__Goal__. Reproduce the entire listing word for word.

(Stored dataset items)
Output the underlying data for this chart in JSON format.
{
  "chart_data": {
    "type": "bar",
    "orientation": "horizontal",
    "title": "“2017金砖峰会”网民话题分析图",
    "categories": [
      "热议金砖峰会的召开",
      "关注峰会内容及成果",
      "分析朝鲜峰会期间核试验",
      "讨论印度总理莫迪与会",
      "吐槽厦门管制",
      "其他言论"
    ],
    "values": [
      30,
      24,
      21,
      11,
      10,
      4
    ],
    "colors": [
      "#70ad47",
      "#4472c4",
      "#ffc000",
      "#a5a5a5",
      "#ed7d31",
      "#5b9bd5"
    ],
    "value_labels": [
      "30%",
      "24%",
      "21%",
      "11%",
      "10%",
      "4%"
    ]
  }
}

__Finished answer__.
Output the underlying data for this chart in JSON format.
{
  "chart_data": {
    "type": "bar",
    "orientation": "horizontal",
    "title": "“2017金砖峰会”网民话题分析图",
    "categories": [
      "热议金砖峰会的召开",
      "关注峰会内容及成果",
      "分析朝鲜峰会期间核试验",
      "讨论印度总理莫迪与会",
      "吐槽厦门管制",
      "其他言论"
    ],
    "values": [
      30,
      24,
      21,
      11,
      10,
      4
    ],
    "colors": [
      "#70ad47",
      "#4472c4",
      "#ffc000",
      "#a5a5a5",
      "#ed7d31",
      "#5b9bd5"
    ],
    "value_labels": [
      "30%",
      "24%",
      "21%",
      "11%",
      "10%",
      "4%"
    ]
  }
}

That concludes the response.